JOB:
Which lines in the records below contain the word "label"? Copy each of them.

DATA ENTRIES:
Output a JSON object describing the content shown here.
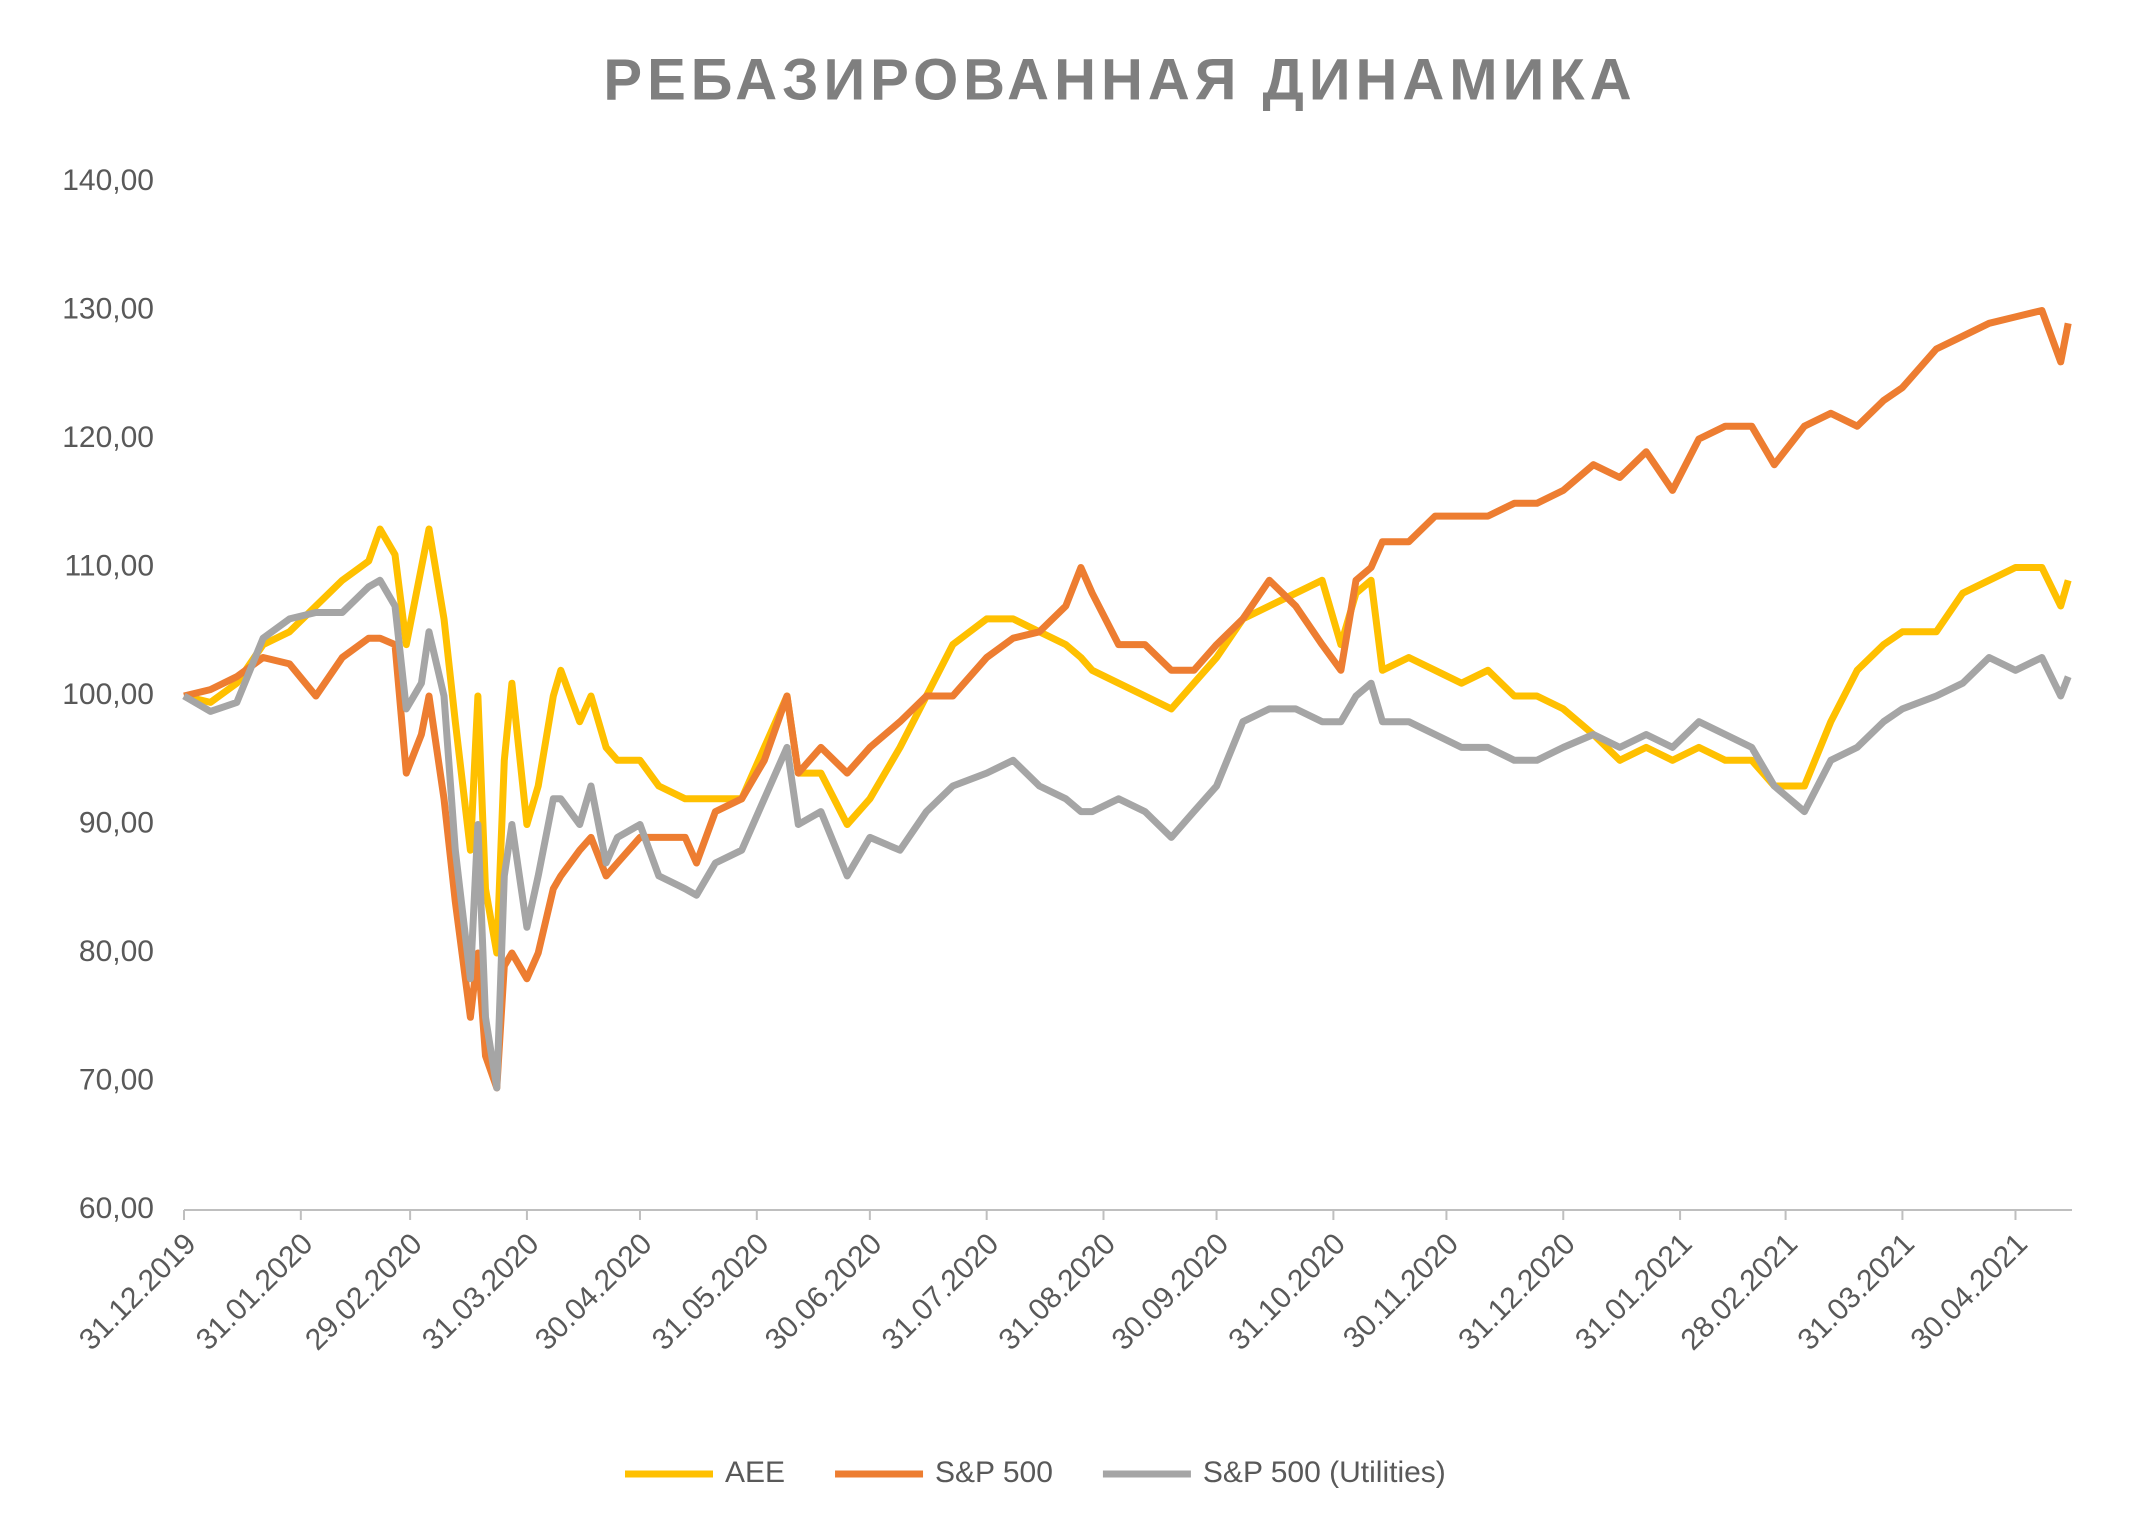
{
  "chart_data": {
    "type": "line",
    "title": "РЕБАЗИРОВАННАЯ ДИНАМИКА",
    "x": [
      "31.12.2019",
      "07.01.2020",
      "14.01.2020",
      "21.01.2020",
      "28.01.2020",
      "04.02.2020",
      "11.02.2020",
      "18.02.2020",
      "21.02.2020",
      "25.02.2020",
      "28.02.2020",
      "03.03.2020",
      "05.03.2020",
      "09.03.2020",
      "12.03.2020",
      "16.03.2020",
      "18.03.2020",
      "20.03.2020",
      "23.03.2020",
      "25.03.2020",
      "27.03.2020",
      "31.03.2020",
      "03.04.2020",
      "07.04.2020",
      "09.04.2020",
      "14.04.2020",
      "17.04.2020",
      "21.04.2020",
      "24.04.2020",
      "30.04.2020",
      "05.05.2020",
      "12.05.2020",
      "15.05.2020",
      "20.05.2020",
      "27.05.2020",
      "02.06.2020",
      "08.06.2020",
      "11.06.2020",
      "17.06.2020",
      "24.06.2020",
      "30.06.2020",
      "08.07.2020",
      "15.07.2020",
      "22.07.2020",
      "31.07.2020",
      "07.08.2020",
      "14.08.2020",
      "21.08.2020",
      "25.08.2020",
      "28.08.2020",
      "04.09.2020",
      "11.09.2020",
      "18.09.2020",
      "24.09.2020",
      "30.09.2020",
      "07.10.2020",
      "14.10.2020",
      "21.10.2020",
      "28.10.2020",
      "02.11.2020",
      "06.11.2020",
      "10.11.2020",
      "13.11.2020",
      "20.11.2020",
      "27.11.2020",
      "04.12.2020",
      "11.12.2020",
      "18.12.2020",
      "24.12.2020",
      "31.12.2020",
      "08.01.2021",
      "15.01.2021",
      "22.01.2021",
      "29.01.2021",
      "05.02.2021",
      "12.02.2021",
      "19.02.2021",
      "25.02.2021",
      "05.03.2021",
      "12.03.2021",
      "19.03.2021",
      "26.03.2021",
      "31.03.2021",
      "09.04.2021",
      "16.04.2021",
      "23.04.2021",
      "30.04.2021",
      "07.05.2021",
      "12.05.2021",
      "14.05.2021"
    ],
    "series": [
      {
        "name": "AEE",
        "color": "#ffc000",
        "values": [
          100,
          99.5,
          101,
          104,
          105,
          107,
          109,
          110.5,
          113,
          111,
          104,
          110,
          113,
          106,
          98,
          88,
          100,
          85,
          80,
          95,
          101,
          90,
          93,
          100,
          102,
          98,
          100,
          96,
          95,
          95,
          93,
          92,
          92,
          92,
          92,
          96,
          100,
          94,
          94,
          90,
          92,
          96,
          100,
          104,
          106,
          106,
          105,
          104,
          103,
          102,
          101,
          100,
          99,
          101,
          103,
          106,
          107,
          108,
          109,
          104,
          108,
          109,
          102,
          103,
          102,
          101,
          102,
          100,
          100,
          99,
          97,
          95,
          96,
          95,
          96,
          95,
          95,
          93,
          93,
          98,
          102,
          104,
          105,
          105,
          108,
          109,
          110,
          110,
          107,
          109
        ]
      },
      {
        "name": "S&P 500",
        "color": "#ed7d31",
        "values": [
          100,
          100.5,
          101.5,
          103,
          102.5,
          100,
          103,
          104.5,
          104.5,
          104,
          94,
          97,
          100,
          92,
          84,
          75,
          80,
          72,
          69.5,
          79,
          80,
          78,
          80,
          85,
          86,
          88,
          89,
          86,
          87,
          89,
          89,
          89,
          87,
          91,
          92,
          95,
          100,
          94,
          96,
          94,
          96,
          98,
          100,
          100,
          103,
          104.5,
          105,
          107,
          110,
          108,
          104,
          104,
          102,
          102,
          104,
          106,
          109,
          107,
          104,
          102,
          109,
          110,
          112,
          112,
          114,
          114,
          114,
          115,
          115,
          116,
          118,
          117,
          119,
          116,
          120,
          121,
          121,
          118,
          121,
          122,
          121,
          123,
          124,
          127,
          128,
          129,
          129.5,
          130,
          126,
          129
        ]
      },
      {
        "name": "S&P 500 (Utilities)",
        "color": "#a5a5a5",
        "values": [
          100,
          98.8,
          99.5,
          104.5,
          106,
          106.5,
          106.5,
          108.5,
          109,
          107,
          99,
          101,
          105,
          100,
          88,
          78,
          90,
          75,
          69.5,
          86,
          90,
          82,
          86,
          92,
          92,
          90,
          93,
          87,
          89,
          90,
          86,
          85,
          84.5,
          87,
          88,
          92,
          96,
          90,
          91,
          86,
          89,
          88,
          91,
          93,
          94,
          95,
          93,
          92,
          91,
          91,
          92,
          91,
          89,
          91,
          93,
          98,
          99,
          99,
          98,
          98,
          100,
          101,
          98,
          98,
          97,
          96,
          96,
          95,
          95,
          96,
          97,
          96,
          97,
          96,
          98,
          97,
          96,
          93,
          91,
          95,
          96,
          98,
          99,
          100,
          101,
          103,
          102,
          103,
          100,
          101.5
        ]
      }
    ],
    "xlim": [
      "31.12.2019",
      "15.05.2021"
    ],
    "xticks": [
      "31.12.2019",
      "31.01.2020",
      "29.02.2020",
      "31.03.2020",
      "30.04.2020",
      "31.05.2020",
      "30.06.2020",
      "31.07.2020",
      "31.08.2020",
      "30.09.2020",
      "31.10.2020",
      "30.11.2020",
      "31.12.2020",
      "31.01.2021",
      "28.02.2021",
      "31.03.2021",
      "30.04.2021"
    ],
    "ylim": [
      60,
      140
    ],
    "yticks": [
      {
        "value": 60,
        "label": "60,00"
      },
      {
        "value": 70,
        "label": "70,00"
      },
      {
        "value": 80,
        "label": "80,00"
      },
      {
        "value": 90,
        "label": "90,00"
      },
      {
        "value": 100,
        "label": "100,00"
      },
      {
        "value": 110,
        "label": "110,00"
      },
      {
        "value": 120,
        "label": "120,00"
      },
      {
        "value": 130,
        "label": "130,00"
      },
      {
        "value": 140,
        "label": "140,00"
      }
    ],
    "grid": false,
    "legend": "bottom"
  }
}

ANSWER FOR THIS EXERCISE:
        "label": "60,00"
        "label": "70,00"
        "label": "80,00"
        "label": "90,00"
        "label": "100,00"
        "label": "110,00"
        "label": "120,00"
        "label": "130,00"
        "label": "140,00"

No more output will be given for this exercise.